## ARTIKEL
Rabu, Oktober 19, 2011

Perjalanan Latsar


Pesan singkat itu aku terima pada tanggal 22 Maret 2011 sekitar pukul 16.00. waktu itu aku sedang berjualan snack di kampus dalam rangka fund rising untuk kegiatan Raker KAMMI (Kesatuan Aksi Mahasiswa Islam) komisariat Fakultas Ilmu Budaya. Kulihat dikeranjang snack yang sedang aku jajakan tinggal 10 buah lagi. Dalam hati aku bertanya “kira-kira habis tidak ya hari ini daganganku?. Namun alhamdulillah atas kemurahan Allah akhirnya daganganku pun habis terjual kurang dari pukul 5 sore. 
 
Pesan singkat itu berisi ucapan selamat yang ditujukan kepadaku bahwa aku berhasil lolos seleksi Bea Mandiri DPU DT. Kemudian bagi mereka yang telah lolos, diharapkan berkumpul pada tanggal 23 Maret 2011 pukul 15.30 untuk menerima pengarahan-pengarahan untuk mengikuti Pelatihan Dasar (Latsar) yang akan diselenggarakan pada tanggal 25 sampai dengan tanggal 27 Maret. Aku terkejut dan sedikit Akhih belum percaya. Aku baca sekali lagi SMS itu dan ternyata memang benar aku telah lolos seleksi. 
 
Tanggal 23 tepatnya sore hari pukul 15.30 aku bergegas ke kantor DPU DT cabang Semarang. Waktu itu cuaca sangat mendung, seolah-olah gumpalan awan hitam dilangit yang menyimpan titik-titik air itu ingin tumpah ruah. Dan ternyata memang benar tak lama setelah aku meninggalkan rumah kontrakanku di Tembalang, hujanpun turun sangat deras. Untungnya aku telah berada didalam bus, sehingga tubuhku selamat dari basah kuyup.

## DAFTAR MATERI

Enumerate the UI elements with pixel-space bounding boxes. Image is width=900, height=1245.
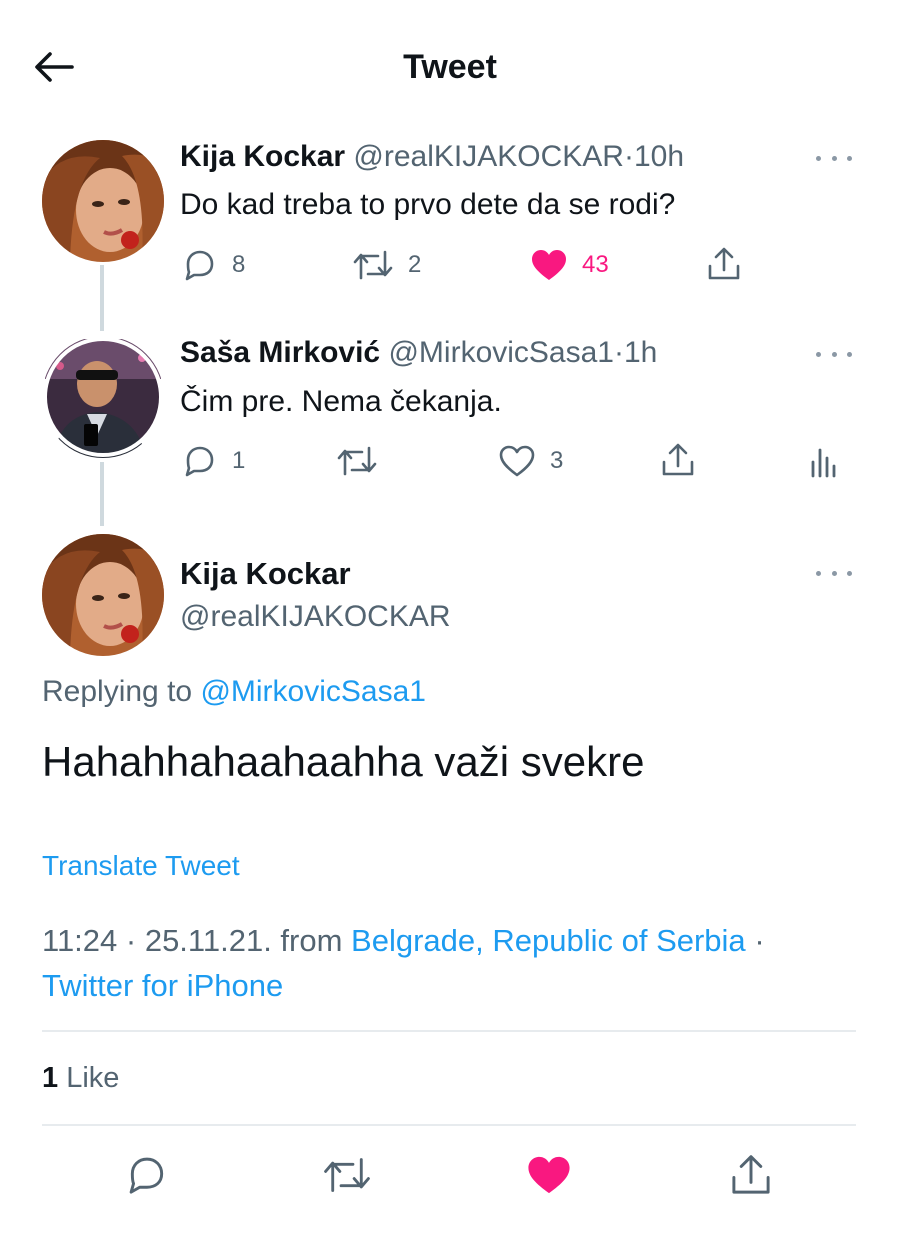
more-options-button[interactable] (816, 344, 852, 364)
separator-dot: · (613, 336, 624, 369)
source-link[interactable]: Twitter for iPhone (42, 968, 283, 1003)
retweet-count: 2 (408, 251, 422, 278)
likes-summary[interactable]: 1 Like (42, 1062, 119, 1095)
retweet-icon (353, 250, 393, 280)
author-name[interactable]: Kija Kockar (180, 140, 345, 173)
likes-label: Like (66, 1062, 120, 1094)
author-handle[interactable]: @realKIJAKOCKAR (353, 140, 624, 173)
like-button[interactable] (524, 1150, 574, 1200)
tweet-text: Hahahhahaahaahha važi svekre (42, 738, 645, 785)
separator-dot: · (623, 140, 634, 173)
reply-count: 8 (232, 251, 246, 278)
like-button[interactable]: 43 (530, 248, 609, 282)
replying-label: Replying to (42, 675, 193, 708)
tweet-timestamp: 11:24 · 25.11.21. from (42, 923, 343, 958)
author-name[interactable]: Kija Kockar (180, 556, 351, 592)
separator-dot: · (754, 923, 765, 958)
like-count: 3 (550, 447, 564, 474)
reply-button[interactable]: 1 (182, 444, 245, 478)
reply-button[interactable] (122, 1150, 172, 1200)
replying-handle-link[interactable]: @MirkovicSasa1 (200, 675, 426, 708)
retweet-button[interactable] (322, 1150, 372, 1200)
share-button[interactable] (726, 1150, 776, 1200)
divider (42, 1030, 856, 1032)
more-options-button[interactable] (816, 148, 852, 168)
heart-filled-icon (532, 250, 566, 280)
author-name[interactable]: Saša Mirković (180, 336, 380, 369)
share-icon (732, 1155, 770, 1194)
avatar[interactable] (42, 336, 164, 458)
tweet-header: Saša Mirković @MirkovicSasa1·1h (180, 336, 657, 370)
share-button[interactable] (660, 442, 696, 478)
page-title: Tweet (403, 48, 497, 86)
heart-filled-icon (528, 1156, 570, 1194)
analytics-icon (811, 448, 836, 478)
retweet-icon (337, 446, 377, 476)
tweet-meta: 11:24 · 25.11.21. from Belgrade, Republi… (42, 918, 862, 1008)
reply-icon (185, 250, 214, 281)
location-link[interactable]: Belgrade, Republic of Serbia (351, 923, 746, 958)
more-options-button[interactable] (816, 563, 852, 583)
likes-count: 1 (42, 1062, 59, 1094)
tweet-text: Čim pre. Nema čekanja. (180, 385, 502, 418)
tweet-header: Kija Kockar @realKIJAKOCKAR·10h (180, 140, 684, 174)
thread-connector (100, 265, 104, 331)
author-handle[interactable]: @MirkovicSasa1 (388, 336, 614, 369)
heart-icon (499, 445, 535, 477)
avatar[interactable] (42, 140, 164, 262)
reply-count: 1 (232, 447, 246, 474)
like-count: 43 (582, 251, 609, 278)
retweet-button[interactable]: 2 (352, 248, 421, 282)
replying-to: Replying to @MirkovicSasa1 (42, 675, 426, 709)
tweet-text: Do kad treba to prvo dete da se rodi? (180, 188, 676, 221)
author-handle[interactable]: @realKIJAKOCKAR (180, 600, 451, 634)
divider (42, 1124, 856, 1126)
retweet-icon (324, 1158, 370, 1192)
more-icon (816, 155, 821, 161)
more-icon (816, 351, 821, 357)
reply-icon (185, 446, 214, 477)
top-bar: Tweet (0, 0, 900, 130)
share-icon (662, 443, 694, 476)
share-icon (708, 247, 740, 280)
retweet-button[interactable] (336, 444, 392, 478)
reply-icon (129, 1157, 164, 1194)
more-icon (816, 570, 821, 576)
translate-tweet-link[interactable]: Translate Tweet (42, 850, 240, 882)
avatar[interactable] (42, 534, 164, 656)
share-button[interactable] (706, 246, 742, 282)
thread-connector (100, 462, 104, 526)
reply-button[interactable]: 8 (182, 248, 245, 282)
analytics-button[interactable] (808, 444, 838, 478)
tweet-time[interactable]: 10h (634, 140, 684, 173)
like-button[interactable]: 3 (498, 444, 563, 478)
tweet-time[interactable]: 1h (624, 336, 657, 369)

## RINCIAN TUGAS
Kutip bagian artikel tentang perjalanan Latsar yang dimulai dengan "Pesan singkat itu berisi" dan berlanjut sampai "telah lolos seleksi.", tanpa mengubah satu kata pun. Materi di atas tidak diperlukan.

## HASIL TUGAS
Pesan singkat itu berisi ucapan selamat yang ditujukan kepadaku bahwa aku berhasil lolos seleksi Bea Mandiri DPU DT. Kemudian bagi mereka yang telah lolos, diharapkan berkumpul pada tanggal 23 Maret 2011 pukul 15.30 untuk menerima pengarahan-pengarahan untuk mengikuti Pelatihan Dasar (Latsar) yang akan diselenggarakan pada tanggal 25 sampai dengan tanggal 27 Maret. Aku terkejut dan sedikit Akhih belum percaya. Aku baca sekali lagi SMS itu dan ternyata memang benar aku telah lolos seleksi.